== SUPPLIED INFORMATION
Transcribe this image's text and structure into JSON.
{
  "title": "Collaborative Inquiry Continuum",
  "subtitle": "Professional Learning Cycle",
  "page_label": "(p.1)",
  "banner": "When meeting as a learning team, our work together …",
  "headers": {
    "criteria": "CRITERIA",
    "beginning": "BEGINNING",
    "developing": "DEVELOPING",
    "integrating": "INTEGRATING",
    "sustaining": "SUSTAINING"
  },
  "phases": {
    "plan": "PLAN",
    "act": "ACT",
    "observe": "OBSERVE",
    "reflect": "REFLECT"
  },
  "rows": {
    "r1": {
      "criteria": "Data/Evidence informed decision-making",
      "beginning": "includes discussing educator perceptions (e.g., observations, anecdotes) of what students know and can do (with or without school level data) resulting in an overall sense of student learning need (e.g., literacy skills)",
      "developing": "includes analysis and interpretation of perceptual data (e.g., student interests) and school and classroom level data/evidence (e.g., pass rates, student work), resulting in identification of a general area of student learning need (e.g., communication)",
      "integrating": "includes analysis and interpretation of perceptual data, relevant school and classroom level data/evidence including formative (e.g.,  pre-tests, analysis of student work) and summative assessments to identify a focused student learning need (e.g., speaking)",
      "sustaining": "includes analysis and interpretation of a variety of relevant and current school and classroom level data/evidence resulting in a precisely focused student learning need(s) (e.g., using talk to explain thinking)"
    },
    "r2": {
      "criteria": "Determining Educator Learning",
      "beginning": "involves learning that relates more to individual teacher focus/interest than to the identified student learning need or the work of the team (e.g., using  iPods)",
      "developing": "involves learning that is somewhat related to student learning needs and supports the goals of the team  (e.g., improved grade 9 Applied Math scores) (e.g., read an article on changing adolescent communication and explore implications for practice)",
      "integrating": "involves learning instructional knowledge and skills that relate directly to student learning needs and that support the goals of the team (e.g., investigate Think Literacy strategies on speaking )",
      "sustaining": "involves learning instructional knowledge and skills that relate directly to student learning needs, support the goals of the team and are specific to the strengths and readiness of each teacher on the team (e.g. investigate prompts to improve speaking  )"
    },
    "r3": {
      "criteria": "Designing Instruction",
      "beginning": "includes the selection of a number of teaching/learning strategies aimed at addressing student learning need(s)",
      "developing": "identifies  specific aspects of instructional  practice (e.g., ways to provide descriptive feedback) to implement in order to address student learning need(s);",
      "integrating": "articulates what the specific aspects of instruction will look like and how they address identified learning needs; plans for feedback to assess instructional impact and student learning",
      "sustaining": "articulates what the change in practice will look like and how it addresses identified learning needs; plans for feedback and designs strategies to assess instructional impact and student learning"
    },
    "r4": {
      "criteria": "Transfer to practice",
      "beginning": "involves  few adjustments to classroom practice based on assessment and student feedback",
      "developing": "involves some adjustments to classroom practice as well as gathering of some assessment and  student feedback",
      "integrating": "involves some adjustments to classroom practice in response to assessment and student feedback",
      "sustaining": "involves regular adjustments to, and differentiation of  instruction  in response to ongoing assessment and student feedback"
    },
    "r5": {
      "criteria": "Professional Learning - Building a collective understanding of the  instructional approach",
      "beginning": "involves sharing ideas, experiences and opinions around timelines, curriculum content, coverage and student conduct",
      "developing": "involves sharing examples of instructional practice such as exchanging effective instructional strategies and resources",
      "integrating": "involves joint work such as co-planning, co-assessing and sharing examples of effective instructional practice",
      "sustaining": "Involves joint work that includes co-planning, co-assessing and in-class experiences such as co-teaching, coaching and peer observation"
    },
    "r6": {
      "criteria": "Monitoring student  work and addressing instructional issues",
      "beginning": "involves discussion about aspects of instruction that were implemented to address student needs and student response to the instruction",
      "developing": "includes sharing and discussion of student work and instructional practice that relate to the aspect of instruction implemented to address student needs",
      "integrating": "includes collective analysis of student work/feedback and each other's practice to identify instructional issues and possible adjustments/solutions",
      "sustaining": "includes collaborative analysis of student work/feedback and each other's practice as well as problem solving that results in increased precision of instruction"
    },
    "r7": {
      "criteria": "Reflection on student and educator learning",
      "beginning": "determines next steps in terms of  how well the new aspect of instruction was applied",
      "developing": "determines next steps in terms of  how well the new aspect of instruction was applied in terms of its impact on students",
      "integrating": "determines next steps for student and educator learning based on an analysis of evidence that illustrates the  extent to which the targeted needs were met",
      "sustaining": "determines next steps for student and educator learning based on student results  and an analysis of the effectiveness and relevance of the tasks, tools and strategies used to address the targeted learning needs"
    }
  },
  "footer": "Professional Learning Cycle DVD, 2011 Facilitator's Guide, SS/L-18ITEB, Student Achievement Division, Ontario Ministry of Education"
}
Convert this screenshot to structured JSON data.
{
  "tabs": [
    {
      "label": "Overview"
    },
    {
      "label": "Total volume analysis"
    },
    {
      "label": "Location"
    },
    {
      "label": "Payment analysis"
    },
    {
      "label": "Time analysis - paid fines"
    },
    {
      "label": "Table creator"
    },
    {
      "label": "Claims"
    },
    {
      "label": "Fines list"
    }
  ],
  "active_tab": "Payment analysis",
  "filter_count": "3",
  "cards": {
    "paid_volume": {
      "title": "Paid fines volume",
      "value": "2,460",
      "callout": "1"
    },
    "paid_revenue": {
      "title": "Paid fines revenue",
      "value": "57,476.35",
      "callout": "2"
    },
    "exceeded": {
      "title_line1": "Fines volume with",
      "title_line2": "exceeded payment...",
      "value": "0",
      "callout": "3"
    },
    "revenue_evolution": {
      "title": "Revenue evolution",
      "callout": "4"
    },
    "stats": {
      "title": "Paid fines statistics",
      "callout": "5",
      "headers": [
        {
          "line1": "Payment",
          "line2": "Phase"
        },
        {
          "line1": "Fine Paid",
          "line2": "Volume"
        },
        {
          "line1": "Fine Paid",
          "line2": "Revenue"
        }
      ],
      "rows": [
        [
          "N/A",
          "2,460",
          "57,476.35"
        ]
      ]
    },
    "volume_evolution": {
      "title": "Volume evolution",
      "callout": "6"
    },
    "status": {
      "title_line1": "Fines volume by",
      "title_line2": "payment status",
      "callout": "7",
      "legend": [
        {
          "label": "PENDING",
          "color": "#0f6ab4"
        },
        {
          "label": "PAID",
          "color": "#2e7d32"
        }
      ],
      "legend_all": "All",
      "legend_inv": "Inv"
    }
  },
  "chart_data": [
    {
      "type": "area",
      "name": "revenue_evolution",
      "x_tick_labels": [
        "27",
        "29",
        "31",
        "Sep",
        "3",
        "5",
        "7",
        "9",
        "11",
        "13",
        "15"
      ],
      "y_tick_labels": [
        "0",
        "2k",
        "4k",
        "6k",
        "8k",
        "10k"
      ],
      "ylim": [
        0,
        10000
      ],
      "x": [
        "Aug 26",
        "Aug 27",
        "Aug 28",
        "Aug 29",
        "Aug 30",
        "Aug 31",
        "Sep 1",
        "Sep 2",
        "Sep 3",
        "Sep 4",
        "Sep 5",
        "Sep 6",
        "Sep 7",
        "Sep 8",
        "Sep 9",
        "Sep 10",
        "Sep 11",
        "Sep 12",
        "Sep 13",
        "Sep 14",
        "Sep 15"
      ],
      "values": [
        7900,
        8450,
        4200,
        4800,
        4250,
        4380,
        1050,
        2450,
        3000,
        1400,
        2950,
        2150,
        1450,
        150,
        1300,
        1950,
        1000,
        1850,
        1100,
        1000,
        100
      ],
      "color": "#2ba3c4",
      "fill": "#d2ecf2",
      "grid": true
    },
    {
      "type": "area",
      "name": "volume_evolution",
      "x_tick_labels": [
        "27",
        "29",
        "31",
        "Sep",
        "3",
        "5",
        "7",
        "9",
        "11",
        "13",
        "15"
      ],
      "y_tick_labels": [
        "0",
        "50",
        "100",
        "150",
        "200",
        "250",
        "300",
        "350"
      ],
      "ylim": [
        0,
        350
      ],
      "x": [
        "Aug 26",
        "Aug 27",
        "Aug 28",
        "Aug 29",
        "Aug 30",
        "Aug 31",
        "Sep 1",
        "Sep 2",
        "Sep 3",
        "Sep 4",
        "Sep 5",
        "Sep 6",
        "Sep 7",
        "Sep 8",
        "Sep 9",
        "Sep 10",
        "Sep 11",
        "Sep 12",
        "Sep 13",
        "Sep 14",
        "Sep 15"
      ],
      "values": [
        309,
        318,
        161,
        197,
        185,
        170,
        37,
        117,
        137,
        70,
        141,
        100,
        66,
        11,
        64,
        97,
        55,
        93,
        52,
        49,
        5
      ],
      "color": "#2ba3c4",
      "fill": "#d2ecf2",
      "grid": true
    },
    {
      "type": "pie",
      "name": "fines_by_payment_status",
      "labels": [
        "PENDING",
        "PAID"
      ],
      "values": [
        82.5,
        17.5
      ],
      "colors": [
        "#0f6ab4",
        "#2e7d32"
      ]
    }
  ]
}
====
**AIM:** Find the string "examples" in the entries above and return each line that holds it.

**WORKED SOLUTION:**
      "developing": "involves sharing examples of instructional practice such as exchanging effective instructional strategies and resources",
      "integrating": "involves joint work such as co-planning, co-assessing and sharing examples of effective instructional practice",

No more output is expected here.